### Required task
Filter the entries below, keeping every line that has the word "angelägenheter".

[BEGIN Data rows]

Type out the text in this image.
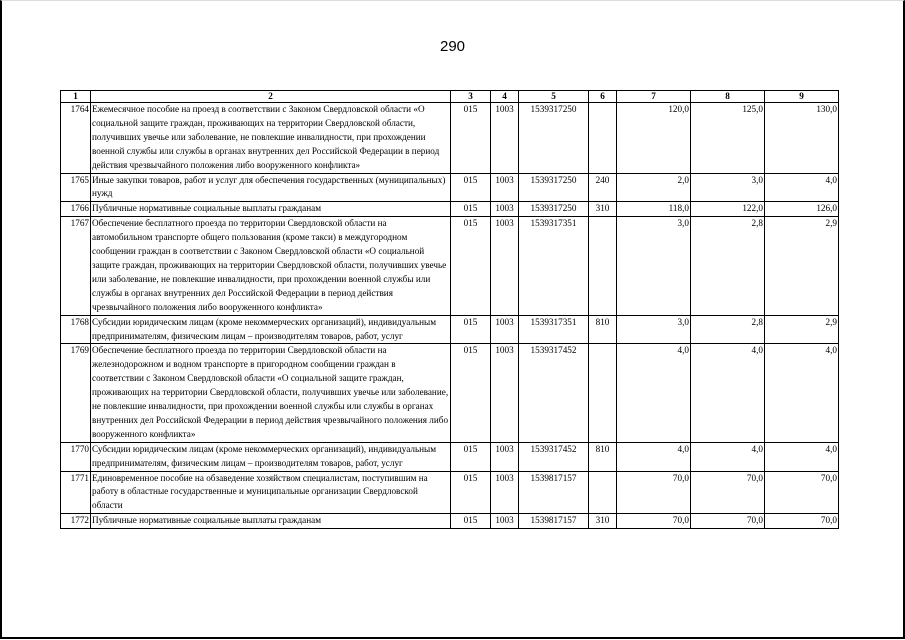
290
1	2	3	4	5	6	7	8	9
1764	Ежемесячное пособие на проезд в соответствии с Законом Свердловской области «О социальной защите граждан, проживающих на территории Свердловской области, получивших увечье или заболевание, не повлекшие инвалидности, при прохождении военной службы или службы в органах внутренних дел Российской Федерации в период действия чрезвычайного положения либо вооруженного конфликта»	015	1003	1539317250		120,0	125,0	130,0
1765	Иные закупки товаров, работ и услуг для обеспечения государственных (муниципальных) нужд	015	1003	1539317250	240	2,0	3,0	4,0
1766	Публичные нормативные социальные выплаты гражданам	015	1003	1539317250	310	118,0	122,0	126,0
1767	Обеспечение бесплатного проезда по территории Свердловской области на автомобильном транспорте общего пользования (кроме такси) в междугородном сообщении граждан в соответствии с Законом Свердловской области «О социальной защите граждан, проживающих на территории Свердловской области, получивших увечье или заболевание, не повлекшие инвалидности, при прохождении военной службы или службы в органах внутренних дел Российской Федерации в период действия чрезвычайного положения либо вооруженного конфликта»	015	1003	1539317351		3,0	2,8	2,9
1768	Субсидии юридическим лицам (кроме некоммерческих организаций), индивидуальным предпринимателям, физическим лицам – производителям товаров, работ, услуг	015	1003	1539317351	810	3,0	2,8	2,9
1769	Обеспечение бесплатного проезда по территории Свердловской области на железнодорожном и водном транспорте в пригородном сообщении граждан в соответствии с Законом Свердловской области «О социальной защите граждан, проживающих на территории Свердловской области, получивших увечье или заболевание, не повлекшие инвалидности, при прохождении военной службы или службы в органах внутренних дел Российской Федерации в период действия чрезвычайного положения либо вооруженного конфликта»	015	1003	1539317452		4,0	4,0	4,0
1770	Субсидии юридическим лицам (кроме некоммерческих организаций), индивидуальным предпринимателям, физическим лицам – производителям товаров, работ, услуг	015	1003	1539317452	810	4,0	4,0	4,0
1771	Единовременное пособие на обзаведение хозяйством специалистам, поступившим на работу в областные государственные и муниципальные организации Свердловской области	015	1003	1539817157		70,0	70,0	70,0
1772	Публичные нормативные социальные выплаты гражданам	015	1003	1539817157	310	70,0	70,0	70,0
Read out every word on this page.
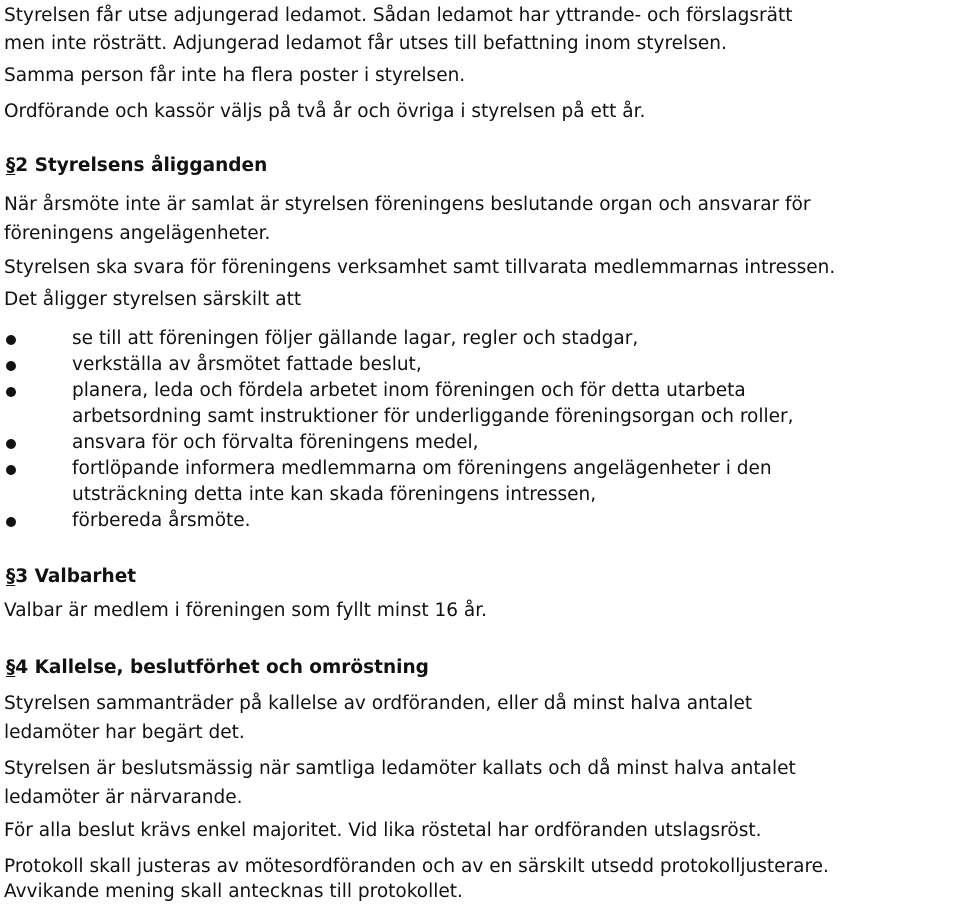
Styrelsen får utse adjungerad ledamot. Sådan ledamot har yttrande- och förslagsrätt
men inte rösträtt. Adjungerad ledamot får utses till befattning inom styrelsen.
Samma person får inte ha flera poster i styrelsen.
Ordförande och kassör väljs på två år och övriga i styrelsen på ett år.
§2 Styrelsens åligganden
När årsmöte inte är samlat är styrelsen föreningens beslutande organ och ansvarar för
föreningens angelägenheter.
Styrelsen ska svara för föreningens verksamhet samt tillvarata medlemmarnas intressen.
Det åligger styrelsen särskilt att
se till att föreningen följer gällande lagar, regler och stadgar,
verkställa av årsmötet fattade beslut,
planera, leda och fördela arbetet inom föreningen och för detta utarbeta
arbetsordning samt instruktioner för underliggande föreningsorgan och roller,
ansvara för och förvalta föreningens medel,
fortlöpande informera medlemmarna om föreningens angelägenheter i den
utsträckning detta inte kan skada föreningens intressen,
förbereda årsmöte.
§3 Valbarhet
Valbar är medlem i föreningen som fyllt minst 16 år.
§4 Kallelse, beslutförhet och omröstning
Styrelsen sammanträder på kallelse av ordföranden, eller då minst halva antalet
ledamöter har begärt det.
Styrelsen är beslutsmässig när samtliga ledamöter kallats och då minst halva antalet
ledamöter är närvarande.
För alla beslut krävs enkel majoritet. Vid lika röstetal har ordföranden utslagsröst.
Protokoll skall justeras av mötesordföranden och av en särskilt utsedd protokolljusterare.
Avvikande mening skall antecknas till protokollet.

[END Data rows]

### Output for this task
föreningens angelägenheter.
fortlöpande informera medlemmarna om föreningens angelägenheter i den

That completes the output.